-- PROBLEM DETAILS --
Set down the records once more, please, exactly and with the pictures left out.

** START DATASET ROWS **

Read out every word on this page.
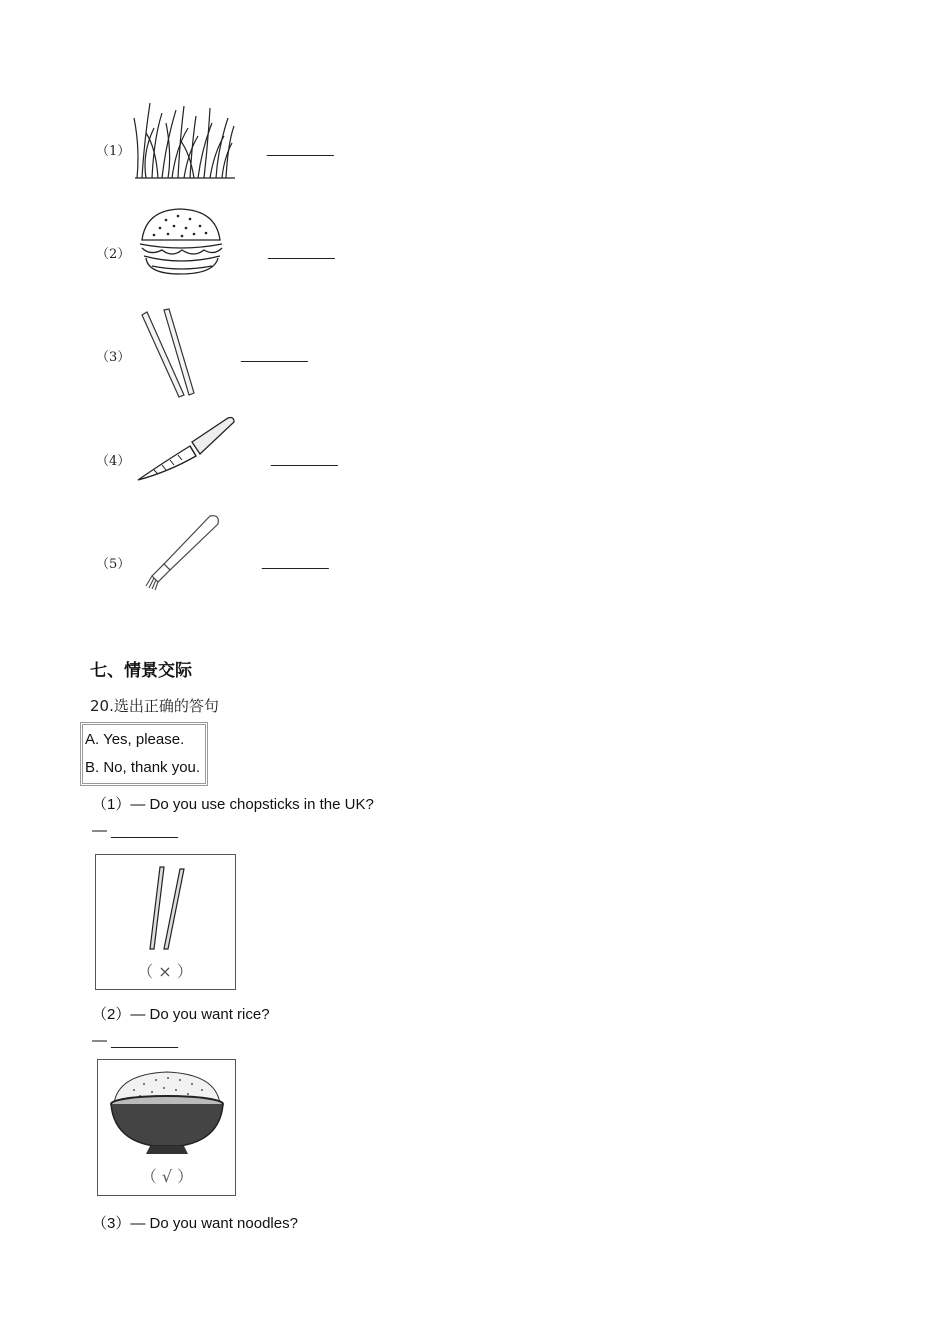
（1）	________
（2）	________
（3）	________
（4）	________
（5）	________
七、情景交际
20.选出正确的答句
A. Yes, please.
B. No, thank you.
（1）— Do you use chopsticks in the UK?
— ________
（ × ）
（2）— Do you want rice?
— ________
（ √ ）
（3）— Do you want noodles?
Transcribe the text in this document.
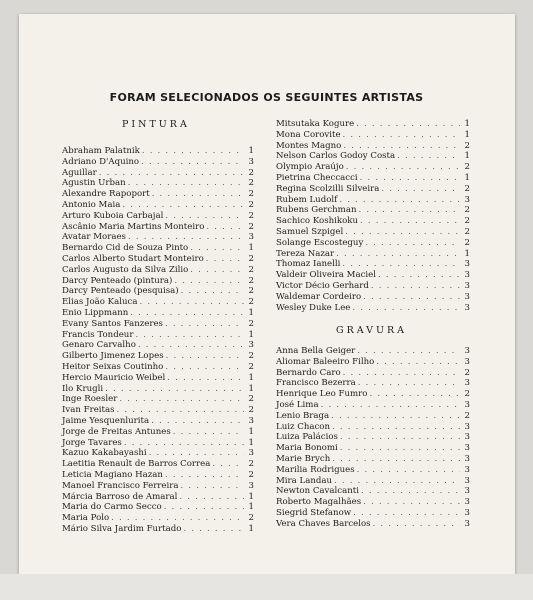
FORAM SELECIONADOS OS SEGUINTES ARTISTAS
PINTURA
Abraham Palatnik . . .	1
Adriano D'Aquino . . .	3
Aguillar . . .	2
Agustin Urban . . .	2
Alexandre Rapoport . . .	2
Antonio Maia . . .	2
Arturo Kuboia Carbajal . . .	2
Ascânio Maria Martins Monteiro . . .	2
Avatar Moraes . . .	3
Bernardo Cid de Souza Pinto . . .	1
Carlos Alberto Studart Monteiro . . .	2
Carlos Augusto da Silva Zilio . . .	2
Darcy Penteado (pintura) . . .	2
Darcy Penteado (pesquisa) . . .	2
Elias João Kaluca . . .	2
Enio Lippmann . . .	1
Evany Santos Fanzeres . . .	2
Francis Tondeur . . .	1
Genaro Carvalho . . .	3
Gilberto Jimenez Lopes . . .	2
Heitor Seixas Coutinho . . .	2
Hercio Mauricio Weibel . . .	1
Ilo Krugli . . .	1
Inge Roesler . . .	2
Ivan Freitas . . .	2
Jaime Yesquenlurita . . .	3
Jorge de Freitas Antunes . . .	1
Jorge Tavares . . .	1
Kazuo Kakabayashi . . .	3
Laetitia Renault de Barros Correa . . .	2
Leticia Magiano Hazan . . .	2
Manoel Francisco Ferreira . . .	3
Márcia Barroso de Amaral . . .	1
Maria do Carmo Secco . . .	1
Maria Polo . . .	2
Mário Silva Jardim Furtado . . .	1
Mitsutaka Kogure . . .	1
Mona Corovite . . .	1
Montes Magno . . .	2
Nelson Carlos Godoy Costa . . .	1
Olympio Araújo . . .	2
Pietrina Checcacci . . .	1
Regina Scolzilli Silveira . . .	2
Rubem Ludolf . . .	3
Rubens Gerchman . . .	2
Sachico Koshikoku . . .	2
Samuel Szpigel . . .	2
Solange Escosteguy . . .	2
Tereza Nazar . . .	1
Thomaz Ianelli . . .	3
Valdeir Oliveira Maciel . . .	3
Victor Décio Gerhard . . .	3
Waldemar Cordeiro . . .	3
Wesley Duke Lee . . .	3
GRAVURA
Anna Bella Geiger . . .	3
Aliomar Baleeiro Filho . . .	3
Bernardo Caro . . .	2
Francisco Bezerra . . .	3
Henrique Leo Fumro . . .	2
José Lima . . .	3
Lenio Braga . . .	2
Luiz Chacon . . .	3
Luiza Palácios . . .	3
Maria Bonomi . . .	3
Marie Brych . . .	3
Marilia Rodrigues . . .	3
Mira Landau . . .	3
Newton Cavalcanti . . .	3
Roberto Magalhães . . .	3
Siegrid Stefanow . . .	3
Vera Chaves Barcelos . . .	3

** END DATASET ROWS **

-- COMPLETED TASK --
Read out every word on this page.
（1）	________
（2）	________
（3）	________
（4）	________
（5）	________
七、情景交际
20.选出正确的答句
A. Yes, please.
B. No, thank you.
（1）— Do you use chopsticks in the UK?
— ________
（ × ）
（2）— Do you want rice?
— ________
（ √ ）
（3）— Do you want noodles?
Transcribe the text in this document.
FORAM SELECIONADOS OS SEGUINTES ARTISTAS
PINTURA
Abraham Palatnik . . .	1
Adriano D'Aquino . . .	3
Aguillar . . .	2
Agustin Urban . . .	2
Alexandre Rapoport . . .	2
Antonio Maia . . .	2
Arturo Kuboia Carbajal . . .	2
Ascânio Maria Martins Monteiro . . .	2
Avatar Moraes . . .	3
Bernardo Cid de Souza Pinto . . .	1
Carlos Alberto Studart Monteiro . . .	2
Carlos Augusto da Silva Zilio . . .	2
Darcy Penteado (pintura) . . .	2
Darcy Penteado (pesquisa) . . .	2
Elias João Kaluca . . .	2
Enio Lippmann . . .	1
Evany Santos Fanzeres . . .	2
Francis Tondeur . . .	1
Genaro Carvalho . . .	3
Gilberto Jimenez Lopes . . .	2
Heitor Seixas Coutinho . . .	2
Hercio Mauricio Weibel . . .	1
Ilo Krugli . . .	1
Inge Roesler . . .	2
Ivan Freitas . . .	2
Jaime Yesquenlurita . . .	3
Jorge de Freitas Antunes . . .	1
Jorge Tavares . . .	1
Kazuo Kakabayashi . . .	3
Laetitia Renault de Barros Correa . . .	2
Leticia Magiano Hazan . . .	2
Manoel Francisco Ferreira . . .	3
Márcia Barroso de Amaral . . .	1
Maria do Carmo Secco . . .	1
Maria Polo . . .	2
Mário Silva Jardim Furtado . . .	1
Mitsutaka Kogure . . .	1
Mona Corovite . . .	1
Montes Magno . . .	2
Nelson Carlos Godoy Costa . . .	1
Olympio Araújo . . .	2
Pietrina Checcacci . . .	1
Regina Scolzilli Silveira . . .	2
Rubem Ludolf . . .	3
Rubens Gerchman . . .	2
Sachico Koshikoku . . .	2
Samuel Szpigel . . .	2
Solange Escosteguy . . .	2
Tereza Nazar . . .	1
Thomaz Ianelli . . .	3
Valdeir Oliveira Maciel . . .	3
Victor Décio Gerhard . . .	3
Waldemar Cordeiro . . .	3
Wesley Duke Lee . . .	3
GRAVURA
Anna Bella Geiger . . .	3
Aliomar Baleeiro Filho . . .	3
Bernardo Caro . . .	2
Francisco Bezerra . . .	3
Henrique Leo Fumro . . .	2
José Lima . . .	3
Lenio Braga . . .	2
Luiz Chacon . . .	3
Luiza Palácios . . .	3
Maria Bonomi . . .	3
Marie Brych . . .	3
Marilia Rodrigues . . .	3
Mira Landau . . .	3
Newton Cavalcanti . . .	3
Roberto Magalhães . . .	3
Siegrid Stefanow . . .	3
Vera Chaves Barcelos . . .	3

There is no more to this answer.